- WHAT IS EXPECTED -
Find the lines containing the word "Canadian" and copy every one of them.

===============

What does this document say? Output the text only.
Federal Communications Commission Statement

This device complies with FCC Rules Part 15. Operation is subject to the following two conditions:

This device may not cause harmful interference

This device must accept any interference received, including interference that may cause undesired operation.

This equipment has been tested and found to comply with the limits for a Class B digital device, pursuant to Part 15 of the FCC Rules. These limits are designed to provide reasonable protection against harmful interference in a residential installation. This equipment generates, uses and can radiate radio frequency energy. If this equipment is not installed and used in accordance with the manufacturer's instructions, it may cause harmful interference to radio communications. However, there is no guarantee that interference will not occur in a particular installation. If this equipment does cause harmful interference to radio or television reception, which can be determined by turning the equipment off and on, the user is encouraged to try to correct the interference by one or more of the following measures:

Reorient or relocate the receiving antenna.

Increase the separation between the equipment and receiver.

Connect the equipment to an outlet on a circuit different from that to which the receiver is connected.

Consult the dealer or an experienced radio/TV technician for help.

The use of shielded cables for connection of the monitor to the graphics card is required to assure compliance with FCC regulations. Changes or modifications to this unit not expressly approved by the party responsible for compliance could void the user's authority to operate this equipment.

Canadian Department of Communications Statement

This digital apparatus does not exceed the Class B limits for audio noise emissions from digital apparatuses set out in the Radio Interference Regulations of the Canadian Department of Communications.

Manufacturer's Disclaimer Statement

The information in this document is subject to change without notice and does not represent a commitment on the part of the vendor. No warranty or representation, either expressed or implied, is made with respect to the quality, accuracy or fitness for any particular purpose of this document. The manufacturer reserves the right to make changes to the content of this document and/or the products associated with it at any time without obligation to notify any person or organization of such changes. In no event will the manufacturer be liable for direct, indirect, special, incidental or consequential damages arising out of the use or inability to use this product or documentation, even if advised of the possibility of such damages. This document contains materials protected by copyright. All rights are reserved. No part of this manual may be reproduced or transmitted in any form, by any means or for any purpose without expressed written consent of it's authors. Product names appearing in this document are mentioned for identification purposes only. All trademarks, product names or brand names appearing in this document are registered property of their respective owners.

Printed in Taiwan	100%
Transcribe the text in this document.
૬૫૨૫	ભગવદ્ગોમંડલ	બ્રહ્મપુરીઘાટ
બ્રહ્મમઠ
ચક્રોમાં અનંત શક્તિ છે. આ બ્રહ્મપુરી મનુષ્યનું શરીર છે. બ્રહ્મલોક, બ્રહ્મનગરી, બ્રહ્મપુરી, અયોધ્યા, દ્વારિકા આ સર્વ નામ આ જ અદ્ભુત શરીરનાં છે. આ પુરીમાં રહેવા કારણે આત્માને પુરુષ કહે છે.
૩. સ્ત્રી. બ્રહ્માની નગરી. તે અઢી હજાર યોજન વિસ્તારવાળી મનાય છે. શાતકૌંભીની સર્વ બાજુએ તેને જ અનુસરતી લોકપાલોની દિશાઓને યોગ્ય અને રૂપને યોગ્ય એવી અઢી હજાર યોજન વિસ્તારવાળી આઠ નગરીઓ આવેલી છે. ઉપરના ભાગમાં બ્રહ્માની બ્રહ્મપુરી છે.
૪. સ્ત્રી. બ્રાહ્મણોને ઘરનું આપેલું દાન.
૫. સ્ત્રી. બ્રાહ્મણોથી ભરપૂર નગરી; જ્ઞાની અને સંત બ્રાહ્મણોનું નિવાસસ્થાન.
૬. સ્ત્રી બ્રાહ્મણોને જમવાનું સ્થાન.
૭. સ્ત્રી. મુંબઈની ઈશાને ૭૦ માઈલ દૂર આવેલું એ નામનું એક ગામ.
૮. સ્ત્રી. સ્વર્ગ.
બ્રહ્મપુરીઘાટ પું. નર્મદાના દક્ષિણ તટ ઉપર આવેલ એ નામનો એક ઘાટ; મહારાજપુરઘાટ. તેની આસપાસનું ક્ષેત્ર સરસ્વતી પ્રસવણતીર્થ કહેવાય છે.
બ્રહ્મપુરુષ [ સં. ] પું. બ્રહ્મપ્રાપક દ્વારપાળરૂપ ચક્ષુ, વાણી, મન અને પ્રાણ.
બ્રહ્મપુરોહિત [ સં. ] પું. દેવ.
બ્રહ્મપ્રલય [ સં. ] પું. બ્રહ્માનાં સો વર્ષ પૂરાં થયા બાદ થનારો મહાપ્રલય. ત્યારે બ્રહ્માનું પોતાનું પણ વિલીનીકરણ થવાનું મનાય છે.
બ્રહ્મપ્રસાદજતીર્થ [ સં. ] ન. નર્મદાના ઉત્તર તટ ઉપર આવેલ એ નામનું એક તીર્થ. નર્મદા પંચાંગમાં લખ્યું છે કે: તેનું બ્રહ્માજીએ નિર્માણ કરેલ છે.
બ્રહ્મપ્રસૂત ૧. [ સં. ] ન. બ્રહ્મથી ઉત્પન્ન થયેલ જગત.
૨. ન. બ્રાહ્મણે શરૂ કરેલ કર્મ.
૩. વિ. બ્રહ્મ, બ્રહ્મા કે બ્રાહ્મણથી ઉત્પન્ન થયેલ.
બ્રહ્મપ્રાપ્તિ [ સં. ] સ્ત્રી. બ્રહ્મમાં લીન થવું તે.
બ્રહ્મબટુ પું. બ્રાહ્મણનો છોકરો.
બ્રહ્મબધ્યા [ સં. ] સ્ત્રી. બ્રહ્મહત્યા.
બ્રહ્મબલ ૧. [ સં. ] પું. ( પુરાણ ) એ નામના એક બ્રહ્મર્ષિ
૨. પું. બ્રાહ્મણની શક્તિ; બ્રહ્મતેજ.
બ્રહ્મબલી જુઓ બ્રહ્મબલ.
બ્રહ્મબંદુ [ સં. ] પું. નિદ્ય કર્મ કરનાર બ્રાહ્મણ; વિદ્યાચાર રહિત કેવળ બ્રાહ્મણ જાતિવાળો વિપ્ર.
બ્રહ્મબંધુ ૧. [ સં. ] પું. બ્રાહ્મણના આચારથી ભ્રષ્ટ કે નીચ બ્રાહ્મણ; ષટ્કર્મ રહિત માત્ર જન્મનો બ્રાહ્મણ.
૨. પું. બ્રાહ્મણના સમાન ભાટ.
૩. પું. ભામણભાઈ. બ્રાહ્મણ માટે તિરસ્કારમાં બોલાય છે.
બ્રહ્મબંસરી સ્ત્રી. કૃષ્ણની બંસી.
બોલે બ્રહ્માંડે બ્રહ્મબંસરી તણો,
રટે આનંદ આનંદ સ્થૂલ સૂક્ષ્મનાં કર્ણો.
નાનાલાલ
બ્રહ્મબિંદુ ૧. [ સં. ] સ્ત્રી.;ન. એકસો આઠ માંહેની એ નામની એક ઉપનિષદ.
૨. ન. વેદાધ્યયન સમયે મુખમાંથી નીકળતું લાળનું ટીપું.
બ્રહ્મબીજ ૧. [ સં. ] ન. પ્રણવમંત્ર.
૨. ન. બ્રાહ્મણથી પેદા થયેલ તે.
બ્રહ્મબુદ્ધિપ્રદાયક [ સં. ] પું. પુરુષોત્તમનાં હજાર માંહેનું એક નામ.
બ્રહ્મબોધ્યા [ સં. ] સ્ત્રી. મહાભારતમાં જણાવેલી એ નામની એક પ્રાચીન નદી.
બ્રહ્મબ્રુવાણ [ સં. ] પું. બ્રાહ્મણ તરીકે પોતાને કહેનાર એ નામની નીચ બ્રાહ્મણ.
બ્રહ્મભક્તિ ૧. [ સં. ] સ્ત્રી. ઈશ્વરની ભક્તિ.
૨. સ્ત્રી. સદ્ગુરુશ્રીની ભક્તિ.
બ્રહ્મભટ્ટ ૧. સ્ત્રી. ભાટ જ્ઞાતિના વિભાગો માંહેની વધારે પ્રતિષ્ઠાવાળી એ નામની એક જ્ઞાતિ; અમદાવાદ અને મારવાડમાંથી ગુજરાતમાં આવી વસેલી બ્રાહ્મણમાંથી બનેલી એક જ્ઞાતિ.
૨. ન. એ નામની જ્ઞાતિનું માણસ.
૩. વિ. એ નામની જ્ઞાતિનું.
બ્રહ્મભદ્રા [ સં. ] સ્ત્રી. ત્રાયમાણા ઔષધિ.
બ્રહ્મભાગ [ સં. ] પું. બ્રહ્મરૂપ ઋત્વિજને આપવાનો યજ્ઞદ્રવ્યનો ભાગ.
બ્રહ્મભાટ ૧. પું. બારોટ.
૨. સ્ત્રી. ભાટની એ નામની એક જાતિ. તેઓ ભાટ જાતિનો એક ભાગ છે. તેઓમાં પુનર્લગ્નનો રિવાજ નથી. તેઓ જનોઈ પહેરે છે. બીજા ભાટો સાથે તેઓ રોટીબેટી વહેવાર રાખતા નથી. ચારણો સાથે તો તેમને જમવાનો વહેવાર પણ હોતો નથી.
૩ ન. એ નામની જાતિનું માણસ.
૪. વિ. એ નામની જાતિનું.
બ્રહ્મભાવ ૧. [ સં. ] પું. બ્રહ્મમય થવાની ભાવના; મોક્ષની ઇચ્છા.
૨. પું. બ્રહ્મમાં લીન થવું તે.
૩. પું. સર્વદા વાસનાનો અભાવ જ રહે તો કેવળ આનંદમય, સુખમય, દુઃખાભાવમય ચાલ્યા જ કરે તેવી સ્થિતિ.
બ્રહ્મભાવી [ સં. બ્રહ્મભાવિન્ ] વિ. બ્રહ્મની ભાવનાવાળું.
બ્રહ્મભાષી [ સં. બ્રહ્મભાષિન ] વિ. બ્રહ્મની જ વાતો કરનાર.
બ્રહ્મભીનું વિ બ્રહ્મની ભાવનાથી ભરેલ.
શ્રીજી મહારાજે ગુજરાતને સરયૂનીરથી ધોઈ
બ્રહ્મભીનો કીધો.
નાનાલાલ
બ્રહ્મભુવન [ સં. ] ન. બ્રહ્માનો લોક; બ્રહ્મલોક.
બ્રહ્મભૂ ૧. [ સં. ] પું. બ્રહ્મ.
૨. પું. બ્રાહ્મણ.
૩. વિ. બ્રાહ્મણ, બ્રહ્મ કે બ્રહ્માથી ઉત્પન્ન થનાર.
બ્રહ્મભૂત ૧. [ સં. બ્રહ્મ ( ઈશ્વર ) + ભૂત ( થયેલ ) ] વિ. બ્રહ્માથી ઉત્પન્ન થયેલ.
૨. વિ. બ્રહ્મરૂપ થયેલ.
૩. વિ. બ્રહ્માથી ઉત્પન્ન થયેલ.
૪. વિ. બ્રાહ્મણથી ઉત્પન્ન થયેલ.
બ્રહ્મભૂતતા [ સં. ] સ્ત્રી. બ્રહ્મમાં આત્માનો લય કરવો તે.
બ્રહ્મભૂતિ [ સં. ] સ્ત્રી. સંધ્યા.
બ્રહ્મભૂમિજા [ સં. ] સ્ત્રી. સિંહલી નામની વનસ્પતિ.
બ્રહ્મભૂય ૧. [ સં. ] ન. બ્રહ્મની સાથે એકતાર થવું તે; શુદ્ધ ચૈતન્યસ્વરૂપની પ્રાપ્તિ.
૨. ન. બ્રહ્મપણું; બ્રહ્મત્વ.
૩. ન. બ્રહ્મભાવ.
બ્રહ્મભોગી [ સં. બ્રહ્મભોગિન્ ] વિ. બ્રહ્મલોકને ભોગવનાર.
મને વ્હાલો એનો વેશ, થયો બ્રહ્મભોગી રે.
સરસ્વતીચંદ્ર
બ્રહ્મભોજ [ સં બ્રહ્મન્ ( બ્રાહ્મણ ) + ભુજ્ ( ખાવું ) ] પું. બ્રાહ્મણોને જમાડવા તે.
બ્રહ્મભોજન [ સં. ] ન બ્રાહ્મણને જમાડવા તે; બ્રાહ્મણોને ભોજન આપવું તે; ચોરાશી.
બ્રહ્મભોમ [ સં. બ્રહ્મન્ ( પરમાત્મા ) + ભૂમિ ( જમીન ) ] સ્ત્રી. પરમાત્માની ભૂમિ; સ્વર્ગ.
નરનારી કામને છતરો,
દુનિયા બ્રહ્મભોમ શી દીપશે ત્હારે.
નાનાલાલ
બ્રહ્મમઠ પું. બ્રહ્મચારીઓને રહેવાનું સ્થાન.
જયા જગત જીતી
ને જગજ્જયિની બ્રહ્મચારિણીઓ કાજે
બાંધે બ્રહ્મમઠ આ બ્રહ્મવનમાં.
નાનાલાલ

===============

- RESPONSE TO THE TASK -
Canadian Department of Communications Statement
This digital apparatus does not exceed the Class B limits for audio noise emissions from digital apparatuses set out in the Radio Interference Regulations of the Canadian Department of Communications.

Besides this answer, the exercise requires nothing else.